Give the entries again, word for word.

** start of DATA ENTRIES **

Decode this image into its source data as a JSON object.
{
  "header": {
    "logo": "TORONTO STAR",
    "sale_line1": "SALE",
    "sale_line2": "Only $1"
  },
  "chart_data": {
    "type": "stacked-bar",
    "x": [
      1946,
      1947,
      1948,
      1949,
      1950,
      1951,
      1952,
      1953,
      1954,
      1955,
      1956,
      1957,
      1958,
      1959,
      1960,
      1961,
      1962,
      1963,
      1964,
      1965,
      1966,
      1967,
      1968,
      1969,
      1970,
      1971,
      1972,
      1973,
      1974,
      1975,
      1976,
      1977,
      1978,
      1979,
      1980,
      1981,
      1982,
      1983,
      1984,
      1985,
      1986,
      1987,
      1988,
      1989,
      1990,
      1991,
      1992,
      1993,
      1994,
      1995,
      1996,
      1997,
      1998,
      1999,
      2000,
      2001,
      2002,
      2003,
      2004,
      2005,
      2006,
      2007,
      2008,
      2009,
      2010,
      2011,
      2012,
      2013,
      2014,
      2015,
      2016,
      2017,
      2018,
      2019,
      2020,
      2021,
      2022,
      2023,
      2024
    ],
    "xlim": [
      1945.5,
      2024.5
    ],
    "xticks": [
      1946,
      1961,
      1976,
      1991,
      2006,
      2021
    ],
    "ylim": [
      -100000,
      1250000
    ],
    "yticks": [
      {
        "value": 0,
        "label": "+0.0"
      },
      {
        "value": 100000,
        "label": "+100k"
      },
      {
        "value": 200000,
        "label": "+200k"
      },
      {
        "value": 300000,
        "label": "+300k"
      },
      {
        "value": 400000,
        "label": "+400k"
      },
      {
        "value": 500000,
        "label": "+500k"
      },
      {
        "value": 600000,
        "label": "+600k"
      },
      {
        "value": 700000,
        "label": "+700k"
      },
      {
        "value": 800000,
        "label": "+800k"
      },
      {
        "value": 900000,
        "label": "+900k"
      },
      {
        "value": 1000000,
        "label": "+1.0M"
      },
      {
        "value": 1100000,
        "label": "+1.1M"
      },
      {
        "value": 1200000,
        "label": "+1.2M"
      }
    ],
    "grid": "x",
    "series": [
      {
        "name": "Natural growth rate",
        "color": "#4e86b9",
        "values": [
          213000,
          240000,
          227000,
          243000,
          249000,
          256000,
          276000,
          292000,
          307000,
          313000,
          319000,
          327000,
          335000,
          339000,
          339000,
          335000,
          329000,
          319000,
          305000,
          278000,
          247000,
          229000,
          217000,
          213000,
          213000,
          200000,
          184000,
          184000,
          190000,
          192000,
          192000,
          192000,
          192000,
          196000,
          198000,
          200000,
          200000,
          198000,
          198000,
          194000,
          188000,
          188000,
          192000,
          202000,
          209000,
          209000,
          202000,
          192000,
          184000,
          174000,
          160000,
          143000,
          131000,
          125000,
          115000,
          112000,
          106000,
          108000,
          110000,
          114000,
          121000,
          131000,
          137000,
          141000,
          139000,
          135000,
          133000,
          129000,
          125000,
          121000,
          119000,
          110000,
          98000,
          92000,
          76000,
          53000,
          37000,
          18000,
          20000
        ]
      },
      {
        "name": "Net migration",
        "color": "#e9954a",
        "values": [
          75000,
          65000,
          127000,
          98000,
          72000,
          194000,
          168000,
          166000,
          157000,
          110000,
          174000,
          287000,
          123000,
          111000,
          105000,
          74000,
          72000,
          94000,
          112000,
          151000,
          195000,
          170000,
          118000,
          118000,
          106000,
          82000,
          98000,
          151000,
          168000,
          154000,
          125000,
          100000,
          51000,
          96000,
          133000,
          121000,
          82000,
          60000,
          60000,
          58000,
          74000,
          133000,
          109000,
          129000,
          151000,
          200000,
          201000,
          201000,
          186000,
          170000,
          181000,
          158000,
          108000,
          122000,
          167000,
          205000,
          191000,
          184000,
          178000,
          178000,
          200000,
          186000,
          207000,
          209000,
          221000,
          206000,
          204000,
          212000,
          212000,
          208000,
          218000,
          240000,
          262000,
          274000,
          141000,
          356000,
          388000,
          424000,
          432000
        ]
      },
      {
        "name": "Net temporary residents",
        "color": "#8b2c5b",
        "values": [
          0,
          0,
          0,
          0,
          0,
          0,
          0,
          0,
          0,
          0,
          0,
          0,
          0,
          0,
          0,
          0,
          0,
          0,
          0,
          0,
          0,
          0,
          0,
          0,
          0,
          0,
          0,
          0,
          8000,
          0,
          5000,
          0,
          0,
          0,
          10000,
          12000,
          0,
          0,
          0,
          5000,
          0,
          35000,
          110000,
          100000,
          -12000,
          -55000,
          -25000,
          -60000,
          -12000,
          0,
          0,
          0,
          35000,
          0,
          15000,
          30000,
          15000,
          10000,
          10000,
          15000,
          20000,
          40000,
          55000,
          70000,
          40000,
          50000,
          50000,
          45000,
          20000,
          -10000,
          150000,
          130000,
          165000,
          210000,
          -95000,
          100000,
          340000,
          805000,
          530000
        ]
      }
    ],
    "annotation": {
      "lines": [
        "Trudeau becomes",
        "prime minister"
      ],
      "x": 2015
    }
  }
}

** end of DATA ENTRIES **

[EXERCISE ANSWER]
Decode this image into its source data as a JSON object.
{
  "header": {
    "logo": "TORONTO STAR",
    "sale_line1": "SALE",
    "sale_line2": "Only $1"
  },
  "chart_data": {
    "type": "stacked-bar",
    "x": [
      1946,
      1947,
      1948,
      1949,
      1950,
      1951,
      1952,
      1953,
      1954,
      1955,
      1956,
      1957,
      1958,
      1959,
      1960,
      1961,
      1962,
      1963,
      1964,
      1965,
      1966,
      1967,
      1968,
      1969,
      1970,
      1971,
      1972,
      1973,
      1974,
      1975,
      1976,
      1977,
      1978,
      1979,
      1980,
      1981,
      1982,
      1983,
      1984,
      1985,
      1986,
      1987,
      1988,
      1989,
      1990,
      1991,
      1992,
      1993,
      1994,
      1995,
      1996,
      1997,
      1998,
      1999,
      2000,
      2001,
      2002,
      2003,
      2004,
      2005,
      2006,
      2007,
      2008,
      2009,
      2010,
      2011,
      2012,
      2013,
      2014,
      2015,
      2016,
      2017,
      2018,
      2019,
      2020,
      2021,
      2022,
      2023,
      2024
    ],
    "xlim": [
      1945.5,
      2024.5
    ],
    "xticks": [
      1946,
      1961,
      1976,
      1991,
      2006,
      2021
    ],
    "ylim": [
      -100000,
      1250000
    ],
    "yticks": [
      {
        "value": 0,
        "label": "+0.0"
      },
      {
        "value": 100000,
        "label": "+100k"
      },
      {
        "value": 200000,
        "label": "+200k"
      },
      {
        "value": 300000,
        "label": "+300k"
      },
      {
        "value": 400000,
        "label": "+400k"
      },
      {
        "value": 500000,
        "label": "+500k"
      },
      {
        "value": 600000,
        "label": "+600k"
      },
      {
        "value": 700000,
        "label": "+700k"
      },
      {
        "value": 800000,
        "label": "+800k"
      },
      {
        "value": 900000,
        "label": "+900k"
      },
      {
        "value": 1000000,
        "label": "+1.0M"
      },
      {
        "value": 1100000,
        "label": "+1.1M"
      },
      {
        "value": 1200000,
        "label": "+1.2M"
      }
    ],
    "grid": "x",
    "series": [
      {
        "name": "Natural growth rate",
        "color": "#4e86b9",
        "values": [
          213000,
          240000,
          227000,
          243000,
          249000,
          256000,
          276000,
          292000,
          307000,
          313000,
          319000,
          327000,
          335000,
          339000,
          339000,
          335000,
          329000,
          319000,
          305000,
          278000,
          247000,
          229000,
          217000,
          213000,
          213000,
          200000,
          184000,
          184000,
          190000,
          192000,
          192000,
          192000,
          192000,
          196000,
          198000,
          200000,
          200000,
          198000,
          198000,
          194000,
          188000,
          188000,
          192000,
          202000,
          209000,
          209000,
          202000,
          192000,
          184000,
          174000,
          160000,
          143000,
          131000,
          125000,
          115000,
          112000,
          106000,
          108000,
          110000,
          114000,
          121000,
          131000,
          137000,
          141000,
          139000,
          135000,
          133000,
          129000,
          125000,
          121000,
          119000,
          110000,
          98000,
          92000,
          76000,
          53000,
          37000,
          18000,
          20000
        ]
      },
      {
        "name": "Net migration",
        "color": "#e9954a",
        "values": [
          75000,
          65000,
          127000,
          98000,
          72000,
          194000,
          168000,
          166000,
          157000,
          110000,
          174000,
          287000,
          123000,
          111000,
          105000,
          74000,
          72000,
          94000,
          112000,
          151000,
          195000,
          170000,
          118000,
          118000,
          106000,
          82000,
          98000,
          151000,
          168000,
          154000,
          125000,
          100000,
          51000,
          96000,
          133000,
          121000,
          82000,
          60000,
          60000,
          58000,
          74000,
          133000,
          109000,
          129000,
          151000,
          200000,
          201000,
          201000,
          186000,
          170000,
          181000,
          158000,
          108000,
          122000,
          167000,
          205000,
          191000,
          184000,
          178000,
          178000,
          200000,
          186000,
          207000,
          209000,
          221000,
          206000,
          204000,
          212000,
          212000,
          208000,
          218000,
          240000,
          262000,
          274000,
          141000,
          356000,
          388000,
          424000,
          432000
        ]
      },
      {
        "name": "Net temporary residents",
        "color": "#8b2c5b",
        "values": [
          0,
          0,
          0,
          0,
          0,
          0,
          0,
          0,
          0,
          0,
          0,
          0,
          0,
          0,
          0,
          0,
          0,
          0,
          0,
          0,
          0,
          0,
          0,
          0,
          0,
          0,
          0,
          0,
          8000,
          0,
          5000,
          0,
          0,
          0,
          10000,
          12000,
          0,
          0,
          0,
          5000,
          0,
          35000,
          110000,
          100000,
          -12000,
          -55000,
          -25000,
          -60000,
          -12000,
          0,
          0,
          0,
          35000,
          0,
          15000,
          30000,
          15000,
          10000,
          10000,
          15000,
          20000,
          40000,
          55000,
          70000,
          40000,
          50000,
          50000,
          45000,
          20000,
          -10000,
          150000,
          130000,
          165000,
          210000,
          -95000,
          100000,
          340000,
          805000,
          530000
        ]
      }
    ],
    "annotation": {
      "lines": [
        "Trudeau becomes",
        "prime minister"
      ],
      "x": 2015
    }
  }
}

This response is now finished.